Convert the entries that follow into a Markdown table with the columns Row and Entry. Number every entry in Row, give its full text in Entry, and skip blank lines.
>>>
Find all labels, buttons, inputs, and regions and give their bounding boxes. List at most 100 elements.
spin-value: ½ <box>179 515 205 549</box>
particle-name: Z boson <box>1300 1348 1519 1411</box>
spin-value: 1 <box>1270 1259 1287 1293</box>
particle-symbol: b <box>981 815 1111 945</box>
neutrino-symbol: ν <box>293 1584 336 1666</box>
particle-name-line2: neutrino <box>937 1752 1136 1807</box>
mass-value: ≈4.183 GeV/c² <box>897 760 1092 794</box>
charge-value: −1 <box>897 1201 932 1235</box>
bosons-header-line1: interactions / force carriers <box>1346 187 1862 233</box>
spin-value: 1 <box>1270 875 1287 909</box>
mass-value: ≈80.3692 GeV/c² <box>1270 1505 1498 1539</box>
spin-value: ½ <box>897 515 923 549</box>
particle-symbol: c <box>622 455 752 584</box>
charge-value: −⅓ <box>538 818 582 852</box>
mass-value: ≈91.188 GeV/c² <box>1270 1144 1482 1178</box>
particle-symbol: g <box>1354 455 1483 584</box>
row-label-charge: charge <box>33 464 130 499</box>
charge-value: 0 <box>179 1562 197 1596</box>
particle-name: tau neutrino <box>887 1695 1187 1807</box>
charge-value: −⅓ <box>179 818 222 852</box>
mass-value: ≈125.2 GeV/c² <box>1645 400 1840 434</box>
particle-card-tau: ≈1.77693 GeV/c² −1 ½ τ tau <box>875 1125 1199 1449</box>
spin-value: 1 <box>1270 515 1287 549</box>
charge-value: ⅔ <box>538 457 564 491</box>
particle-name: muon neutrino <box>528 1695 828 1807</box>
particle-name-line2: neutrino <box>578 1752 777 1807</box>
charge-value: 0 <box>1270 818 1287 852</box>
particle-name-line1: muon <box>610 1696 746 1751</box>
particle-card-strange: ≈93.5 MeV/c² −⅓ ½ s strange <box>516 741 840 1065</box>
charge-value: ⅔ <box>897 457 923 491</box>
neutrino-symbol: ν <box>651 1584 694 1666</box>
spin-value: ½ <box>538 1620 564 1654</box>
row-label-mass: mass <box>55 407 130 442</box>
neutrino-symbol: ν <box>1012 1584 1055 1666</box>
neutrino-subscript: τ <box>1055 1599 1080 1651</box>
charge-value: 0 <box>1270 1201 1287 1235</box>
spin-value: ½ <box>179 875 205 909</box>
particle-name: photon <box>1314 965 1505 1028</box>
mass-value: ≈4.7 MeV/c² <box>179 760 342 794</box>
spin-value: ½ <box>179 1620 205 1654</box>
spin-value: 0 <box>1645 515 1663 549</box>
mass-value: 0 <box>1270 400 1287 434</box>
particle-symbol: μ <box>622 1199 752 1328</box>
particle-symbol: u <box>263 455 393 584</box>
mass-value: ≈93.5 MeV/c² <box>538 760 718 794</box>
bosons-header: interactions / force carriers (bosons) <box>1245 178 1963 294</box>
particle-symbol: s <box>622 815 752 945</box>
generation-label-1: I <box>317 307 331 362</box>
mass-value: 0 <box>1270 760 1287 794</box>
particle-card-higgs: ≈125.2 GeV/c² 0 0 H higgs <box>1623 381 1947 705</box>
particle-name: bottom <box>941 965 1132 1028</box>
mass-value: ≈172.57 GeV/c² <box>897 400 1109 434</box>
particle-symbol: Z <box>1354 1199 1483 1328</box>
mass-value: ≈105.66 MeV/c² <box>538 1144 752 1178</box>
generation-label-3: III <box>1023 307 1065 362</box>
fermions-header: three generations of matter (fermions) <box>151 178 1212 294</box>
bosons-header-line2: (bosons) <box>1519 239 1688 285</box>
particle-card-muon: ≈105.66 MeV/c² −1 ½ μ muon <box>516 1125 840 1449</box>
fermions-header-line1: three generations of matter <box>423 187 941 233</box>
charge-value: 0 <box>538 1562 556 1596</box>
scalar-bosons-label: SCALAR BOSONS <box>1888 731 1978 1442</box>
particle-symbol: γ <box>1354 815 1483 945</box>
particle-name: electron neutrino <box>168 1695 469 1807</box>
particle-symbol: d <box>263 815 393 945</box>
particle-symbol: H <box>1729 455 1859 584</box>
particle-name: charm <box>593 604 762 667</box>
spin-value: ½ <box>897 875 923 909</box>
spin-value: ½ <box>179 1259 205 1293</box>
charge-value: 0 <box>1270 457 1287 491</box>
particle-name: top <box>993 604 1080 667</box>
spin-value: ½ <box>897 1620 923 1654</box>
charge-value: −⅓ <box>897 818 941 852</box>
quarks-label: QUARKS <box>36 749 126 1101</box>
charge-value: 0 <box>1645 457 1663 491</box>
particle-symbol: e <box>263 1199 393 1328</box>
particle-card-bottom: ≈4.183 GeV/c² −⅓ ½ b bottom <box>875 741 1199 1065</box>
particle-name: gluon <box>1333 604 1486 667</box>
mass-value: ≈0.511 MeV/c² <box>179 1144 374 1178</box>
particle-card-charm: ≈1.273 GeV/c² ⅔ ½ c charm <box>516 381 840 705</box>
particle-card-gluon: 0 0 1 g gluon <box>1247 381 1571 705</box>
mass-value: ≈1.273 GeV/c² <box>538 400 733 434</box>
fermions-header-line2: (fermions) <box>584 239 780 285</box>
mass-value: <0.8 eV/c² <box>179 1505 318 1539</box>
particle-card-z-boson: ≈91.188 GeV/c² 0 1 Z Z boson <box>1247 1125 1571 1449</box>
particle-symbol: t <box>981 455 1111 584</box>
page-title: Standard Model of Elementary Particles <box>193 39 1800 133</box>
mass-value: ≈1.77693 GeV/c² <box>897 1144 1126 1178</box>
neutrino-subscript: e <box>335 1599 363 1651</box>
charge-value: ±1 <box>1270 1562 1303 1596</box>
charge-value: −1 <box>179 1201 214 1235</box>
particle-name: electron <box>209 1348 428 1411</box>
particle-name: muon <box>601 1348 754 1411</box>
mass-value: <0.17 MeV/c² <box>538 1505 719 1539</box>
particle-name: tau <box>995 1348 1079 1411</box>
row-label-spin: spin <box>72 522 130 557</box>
<<<
● Answer for this exercise:
| Row | Entry |
|---|---|
| 1 | Find all labels, buttons, inputs, and regions and give their bounding boxes. List at most 100 elements. |
| 2 | spin-value: ½ <box>179 515 205 549</box> |
| 3 | particle-name: Z boson <box>1300 1348 1519 1411</box> |
| 4 | spin-value: 1 <box>1270 1259 1287 1293</box> |
| 5 | particle-symbol: b <box>981 815 1111 945</box> |
| 6 | neutrino-symbol: ν <box>293 1584 336 1666</box> |
| 7 | particle-name-line2: neutrino <box>937 1752 1136 1807</box> |
| 8 | mass-value: ≈4.183 GeV/c² <box>897 760 1092 794</box> |
| 9 | charge-value: −1 <box>897 1201 932 1235</box> |
| 10 | bosons-header-line1: interactions / force carriers <box>1346 187 1862 233</box> |
| 11 | spin-value: 1 <box>1270 875 1287 909</box> |
| 12 | mass-value: ≈80.3692 GeV/c² <box>1270 1505 1498 1539</box> |
| 13 | spin-value: ½ <box>897 515 923 549</box> |
| 14 | particle-symbol: c <box>622 455 752 584</box> |
| 15 | charge-value: −⅓ <box>538 818 582 852</box> |
| 16 | mass-value: ≈91.188 GeV/c² <box>1270 1144 1482 1178</box> |
| 17 | particle-symbol: g <box>1354 455 1483 584</box> |
| 18 | row-label-charge: charge <box>33 464 130 499</box> |
| 19 | charge-value: 0 <box>179 1562 197 1596</box> |
| 20 | particle-name: tau neutrino <box>887 1695 1187 1807</box> |
| 21 | charge-value: −⅓ <box>179 818 222 852</box> |
| 22 | mass-value: ≈125.2 GeV/c² <box>1645 400 1840 434</box> |
| 23 | particle-card-tau: ≈1.77693 GeV/c² −1 ½ τ tau <box>875 1125 1199 1449</box> |
| 24 | spin-value: 1 <box>1270 515 1287 549</box> |
| 25 | charge-value: ⅔ <box>538 457 564 491</box> |
| 26 | particle-name: muon neutrino <box>528 1695 828 1807</box> |
| 27 | particle-name-line2: neutrino <box>578 1752 777 1807</box> |
| 28 | charge-value: 0 <box>1270 818 1287 852</box> |
| 29 | particle-name-line1: muon <box>610 1696 746 1751</box> |
| 30 | particle-card-strange: ≈93.5 MeV/c² −⅓ ½ s strange <box>516 741 840 1065</box> |
| 31 | charge-value: ⅔ <box>897 457 923 491</box> |
| 32 | neutrino-symbol: ν <box>651 1584 694 1666</box> |
| 33 | spin-value: ½ <box>538 1620 564 1654</box> |
| 34 | row-label-mass: mass <box>55 407 130 442</box> |
| 35 | neutrino-symbol: ν <box>1012 1584 1055 1666</box> |
| 36 | neutrino-subscript: τ <box>1055 1599 1080 1651</box> |
| 37 | charge-value: 0 <box>1270 1201 1287 1235</box> |
| 38 | spin-value: ½ <box>179 875 205 909</box> |
| 39 | particle-name: photon <box>1314 965 1505 1028</box> |
| 40 | mass-value: ≈4.7 MeV/c² <box>179 760 342 794</box> |
| 41 | spin-value: ½ <box>179 1620 205 1654</box> |
| 42 | spin-value: 0 <box>1645 515 1663 549</box> |
| 43 | mass-value: 0 <box>1270 400 1287 434</box> |
| 44 | particle-symbol: μ <box>622 1199 752 1328</box> |
| 45 | particle-symbol: u <box>263 455 393 584</box> |
| 46 | mass-value: ≈93.5 MeV/c² <box>538 760 718 794</box> |
| 47 | bosons-header: interactions / force carriers (bosons) <box>1245 178 1963 294</box> |
| 48 | particle-symbol: s <box>622 815 752 945</box> |
| 49 | generation-label-1: I <box>317 307 331 362</box> |
| 50 | mass-value: 0 <box>1270 760 1287 794</box> |
| 51 | particle-card-higgs: ≈125.2 GeV/c² 0 0 H higgs <box>1623 381 1947 705</box> |
| 52 | particle-name: bottom <box>941 965 1132 1028</box> |
| 53 | mass-value: ≈172.57 GeV/c² <box>897 400 1109 434</box> |
| 54 | particle-symbol: Z <box>1354 1199 1483 1328</box> |
| 55 | mass-value: ≈105.66 MeV/c² <box>538 1144 752 1178</box> |
| 56 | generation-label-3: III <box>1023 307 1065 362</box> |
| 57 | fermions-header: three generations of matter (fermions) <box>151 178 1212 294</box> |
| 58 | bosons-header-line2: (bosons) <box>1519 239 1688 285</box> |
| 59 | particle-card-muon: ≈105.66 MeV/c² −1 ½ μ muon <box>516 1125 840 1449</box> |
| 60 | fermions-header-line1: three generations of matter <box>423 187 941 233</box> |
| 61 | charge-value: 0 <box>538 1562 556 1596</box> |
| 62 | scalar-bosons-label: SCALAR BOSONS <box>1888 731 1978 1442</box> |
| 63 | particle-symbol: γ <box>1354 815 1483 945</box> |
| 64 | particle-name: electron neutrino <box>168 1695 469 1807</box> |
| 65 | particle-symbol: d <box>263 815 393 945</box> |
| 66 | particle-symbol: H <box>1729 455 1859 584</box> |
| 67 | particle-name: charm <box>593 604 762 667</box> |
| 68 | spin-value: ½ <box>897 875 923 909</box> |
| 69 | spin-value: ½ <box>179 1259 205 1293</box> |
| 70 | charge-value: 0 <box>1270 457 1287 491</box> |
| 71 | particle-name: top <box>993 604 1080 667</box> |
| 72 | spin-value: ½ <box>897 1620 923 1654</box> |
| 73 | charge-value: −⅓ <box>897 818 941 852</box> |
| 74 | quarks-label: QUARKS <box>36 749 126 1101</box> |
| 75 | charge-value: 0 <box>1645 457 1663 491</box> |
| 76 | particle-symbol: e <box>263 1199 393 1328</box> |
| 77 | particle-card-bottom: ≈4.183 GeV/c² −⅓ ½ b bottom <box>875 741 1199 1065</box> |
| 78 | particle-name: gluon <box>1333 604 1486 667</box> |
| 79 | mass-value: ≈0.511 MeV/c² <box>179 1144 374 1178</box> |
| 80 | particle-card-charm: ≈1.273 GeV/c² ⅔ ½ c charm <box>516 381 840 705</box> |
| 81 | particle-card-gluon: 0 0 1 g gluon <box>1247 381 1571 705</box> |
| 82 | mass-value: ≈1.273 GeV/c² <box>538 400 733 434</box> |
| 83 | fermions-header-line2: (fermions) <box>584 239 780 285</box> |
| 84 | mass-value: <0.8 eV/c² <box>179 1505 318 1539</box> |
| 85 | particle-card-z-boson: ≈91.188 GeV/c² 0 1 Z Z boson <box>1247 1125 1571 1449</box> |
| 86 | particle-symbol: t <box>981 455 1111 584</box> |
| 87 | page-title: Standard Model of Elementary Particles <box>193 39 1800 133</box> |
| 88 | mass-value: ≈1.77693 GeV/c² <box>897 1144 1126 1178</box> |
| 89 | neutrino-subscript: e <box>335 1599 363 1651</box> |
| 90 | charge-value: ±1 <box>1270 1562 1303 1596</box> |
| 91 | charge-value: −1 <box>179 1201 214 1235</box> |
| 92 | particle-name: electron <box>209 1348 428 1411</box> |
| 93 | particle-name: muon <box>601 1348 754 1411</box> |
| 94 | mass-value: <0.17 MeV/c² <box>538 1505 719 1539</box> |
| 95 | particle-name: tau <box>995 1348 1079 1411</box> |
| 96 | row-label-spin: spin <box>72 522 130 557</box> |